Where a line below holds the string "Matched", copy that line.
---------- Raw data
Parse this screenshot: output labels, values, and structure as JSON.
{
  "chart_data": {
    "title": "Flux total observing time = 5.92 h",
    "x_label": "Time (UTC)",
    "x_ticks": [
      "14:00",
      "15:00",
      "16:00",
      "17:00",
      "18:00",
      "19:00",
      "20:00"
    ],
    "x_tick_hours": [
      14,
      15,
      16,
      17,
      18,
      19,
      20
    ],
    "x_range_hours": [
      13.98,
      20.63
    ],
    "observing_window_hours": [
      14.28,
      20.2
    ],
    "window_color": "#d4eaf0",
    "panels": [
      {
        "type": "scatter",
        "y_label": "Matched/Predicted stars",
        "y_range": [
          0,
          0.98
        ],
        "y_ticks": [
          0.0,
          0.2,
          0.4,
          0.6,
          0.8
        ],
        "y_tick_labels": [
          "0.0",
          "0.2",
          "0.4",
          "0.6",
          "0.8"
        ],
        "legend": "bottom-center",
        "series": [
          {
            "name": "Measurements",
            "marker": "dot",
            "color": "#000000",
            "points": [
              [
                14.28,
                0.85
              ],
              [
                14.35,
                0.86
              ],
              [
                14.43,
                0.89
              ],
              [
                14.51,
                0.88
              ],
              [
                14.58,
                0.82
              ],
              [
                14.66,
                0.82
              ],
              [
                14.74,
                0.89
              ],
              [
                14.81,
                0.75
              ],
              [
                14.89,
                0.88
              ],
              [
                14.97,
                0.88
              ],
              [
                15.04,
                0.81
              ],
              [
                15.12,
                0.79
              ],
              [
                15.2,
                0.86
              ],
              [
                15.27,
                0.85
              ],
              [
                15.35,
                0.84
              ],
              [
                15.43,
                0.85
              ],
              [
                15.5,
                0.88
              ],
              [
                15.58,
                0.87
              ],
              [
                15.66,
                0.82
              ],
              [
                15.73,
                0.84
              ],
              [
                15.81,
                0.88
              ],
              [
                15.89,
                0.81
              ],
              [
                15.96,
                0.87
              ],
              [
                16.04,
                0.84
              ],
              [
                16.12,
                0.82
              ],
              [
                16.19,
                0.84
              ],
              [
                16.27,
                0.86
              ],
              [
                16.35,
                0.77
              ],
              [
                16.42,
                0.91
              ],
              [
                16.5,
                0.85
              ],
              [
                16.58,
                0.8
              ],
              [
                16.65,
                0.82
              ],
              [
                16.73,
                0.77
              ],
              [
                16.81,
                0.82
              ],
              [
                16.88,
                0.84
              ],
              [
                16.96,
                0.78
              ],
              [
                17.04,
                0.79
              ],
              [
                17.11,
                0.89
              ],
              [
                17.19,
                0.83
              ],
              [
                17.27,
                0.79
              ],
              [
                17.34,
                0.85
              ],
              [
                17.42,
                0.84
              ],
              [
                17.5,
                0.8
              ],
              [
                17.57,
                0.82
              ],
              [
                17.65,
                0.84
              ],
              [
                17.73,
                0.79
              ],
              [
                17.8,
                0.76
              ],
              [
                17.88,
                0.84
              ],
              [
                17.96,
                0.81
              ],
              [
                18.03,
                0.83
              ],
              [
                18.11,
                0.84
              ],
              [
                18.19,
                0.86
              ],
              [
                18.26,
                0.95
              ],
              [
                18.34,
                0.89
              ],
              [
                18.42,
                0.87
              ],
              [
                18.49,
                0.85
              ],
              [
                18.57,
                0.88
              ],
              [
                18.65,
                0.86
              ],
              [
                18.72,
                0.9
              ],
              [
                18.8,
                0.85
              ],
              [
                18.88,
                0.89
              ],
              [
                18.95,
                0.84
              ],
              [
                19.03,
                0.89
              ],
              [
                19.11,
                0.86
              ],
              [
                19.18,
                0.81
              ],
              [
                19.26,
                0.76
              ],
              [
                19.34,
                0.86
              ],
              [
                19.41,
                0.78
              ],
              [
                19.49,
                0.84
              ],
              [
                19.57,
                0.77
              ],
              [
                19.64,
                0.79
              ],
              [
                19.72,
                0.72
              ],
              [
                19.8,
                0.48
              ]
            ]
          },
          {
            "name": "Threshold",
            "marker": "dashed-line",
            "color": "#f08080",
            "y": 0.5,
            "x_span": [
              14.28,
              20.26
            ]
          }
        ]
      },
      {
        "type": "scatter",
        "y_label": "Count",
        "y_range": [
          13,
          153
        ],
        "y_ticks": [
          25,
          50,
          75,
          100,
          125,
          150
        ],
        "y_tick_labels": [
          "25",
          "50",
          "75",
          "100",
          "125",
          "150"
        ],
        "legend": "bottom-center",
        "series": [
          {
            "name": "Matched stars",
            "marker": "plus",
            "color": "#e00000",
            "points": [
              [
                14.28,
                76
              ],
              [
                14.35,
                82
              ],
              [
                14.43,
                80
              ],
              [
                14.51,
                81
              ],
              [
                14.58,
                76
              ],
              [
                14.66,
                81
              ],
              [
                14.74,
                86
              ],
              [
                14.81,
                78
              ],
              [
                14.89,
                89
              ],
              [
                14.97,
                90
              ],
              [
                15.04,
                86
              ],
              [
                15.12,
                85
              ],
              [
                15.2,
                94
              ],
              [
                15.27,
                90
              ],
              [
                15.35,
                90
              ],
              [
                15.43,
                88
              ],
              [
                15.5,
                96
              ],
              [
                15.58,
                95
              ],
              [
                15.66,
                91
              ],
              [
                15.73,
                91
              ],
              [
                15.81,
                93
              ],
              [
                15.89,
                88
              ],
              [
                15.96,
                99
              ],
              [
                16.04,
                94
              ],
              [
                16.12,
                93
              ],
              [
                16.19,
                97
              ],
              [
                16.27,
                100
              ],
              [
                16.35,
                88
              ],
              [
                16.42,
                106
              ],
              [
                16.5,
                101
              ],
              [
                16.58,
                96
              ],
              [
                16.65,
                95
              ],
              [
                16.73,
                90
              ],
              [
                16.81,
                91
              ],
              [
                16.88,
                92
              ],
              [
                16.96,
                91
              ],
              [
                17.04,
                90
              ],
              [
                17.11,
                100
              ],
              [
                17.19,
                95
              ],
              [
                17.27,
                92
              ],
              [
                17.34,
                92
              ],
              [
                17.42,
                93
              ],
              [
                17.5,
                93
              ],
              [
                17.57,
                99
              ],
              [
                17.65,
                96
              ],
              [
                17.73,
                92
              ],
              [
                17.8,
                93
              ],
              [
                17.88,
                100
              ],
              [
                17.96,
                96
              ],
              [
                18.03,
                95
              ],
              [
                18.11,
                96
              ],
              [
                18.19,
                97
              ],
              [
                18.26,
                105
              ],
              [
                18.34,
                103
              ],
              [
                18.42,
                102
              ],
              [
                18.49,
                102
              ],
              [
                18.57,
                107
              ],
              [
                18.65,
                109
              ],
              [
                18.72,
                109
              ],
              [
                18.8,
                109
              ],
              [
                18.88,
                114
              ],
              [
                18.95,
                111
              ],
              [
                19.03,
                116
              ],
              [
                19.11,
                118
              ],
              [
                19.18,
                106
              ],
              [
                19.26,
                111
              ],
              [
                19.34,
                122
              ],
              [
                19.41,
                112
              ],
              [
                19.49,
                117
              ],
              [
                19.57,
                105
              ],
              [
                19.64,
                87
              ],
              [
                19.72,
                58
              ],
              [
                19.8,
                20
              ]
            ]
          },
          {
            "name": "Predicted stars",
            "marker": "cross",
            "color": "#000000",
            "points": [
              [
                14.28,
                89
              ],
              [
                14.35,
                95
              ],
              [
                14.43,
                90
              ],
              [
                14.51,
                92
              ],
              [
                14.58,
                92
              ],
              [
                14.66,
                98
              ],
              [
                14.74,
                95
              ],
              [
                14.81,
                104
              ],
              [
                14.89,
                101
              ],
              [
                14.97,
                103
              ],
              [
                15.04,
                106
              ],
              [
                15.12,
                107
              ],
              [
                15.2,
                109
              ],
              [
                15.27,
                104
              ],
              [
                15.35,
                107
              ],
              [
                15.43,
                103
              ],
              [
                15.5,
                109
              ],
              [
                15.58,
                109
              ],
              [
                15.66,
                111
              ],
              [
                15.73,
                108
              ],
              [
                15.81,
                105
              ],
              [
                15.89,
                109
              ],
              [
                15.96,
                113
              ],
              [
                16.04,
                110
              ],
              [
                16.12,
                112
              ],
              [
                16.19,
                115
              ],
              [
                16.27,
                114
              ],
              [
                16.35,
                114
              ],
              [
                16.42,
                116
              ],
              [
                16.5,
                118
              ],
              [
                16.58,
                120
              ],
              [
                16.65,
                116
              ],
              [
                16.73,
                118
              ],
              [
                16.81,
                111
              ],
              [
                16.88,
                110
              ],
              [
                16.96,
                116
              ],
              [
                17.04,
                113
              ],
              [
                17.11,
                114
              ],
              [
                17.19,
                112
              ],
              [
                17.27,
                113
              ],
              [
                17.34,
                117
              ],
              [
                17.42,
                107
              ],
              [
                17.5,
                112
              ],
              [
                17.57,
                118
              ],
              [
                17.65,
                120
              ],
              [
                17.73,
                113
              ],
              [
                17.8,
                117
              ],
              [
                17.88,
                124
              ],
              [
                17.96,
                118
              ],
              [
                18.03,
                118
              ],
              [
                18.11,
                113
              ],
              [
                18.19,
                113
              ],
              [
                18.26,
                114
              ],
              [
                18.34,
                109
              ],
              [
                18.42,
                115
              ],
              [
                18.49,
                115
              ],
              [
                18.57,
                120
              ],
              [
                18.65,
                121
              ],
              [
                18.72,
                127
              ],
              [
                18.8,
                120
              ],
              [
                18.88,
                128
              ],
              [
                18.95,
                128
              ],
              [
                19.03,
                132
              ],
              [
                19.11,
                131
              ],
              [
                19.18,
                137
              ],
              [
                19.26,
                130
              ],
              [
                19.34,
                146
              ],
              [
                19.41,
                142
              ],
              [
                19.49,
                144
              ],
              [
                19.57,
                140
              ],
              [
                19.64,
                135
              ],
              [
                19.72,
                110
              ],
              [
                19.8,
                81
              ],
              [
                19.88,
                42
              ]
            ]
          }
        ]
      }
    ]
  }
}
--------------------
• [Written solution]:
        "y_label": "Matched/Predicted stars",
            "name": "Matched stars",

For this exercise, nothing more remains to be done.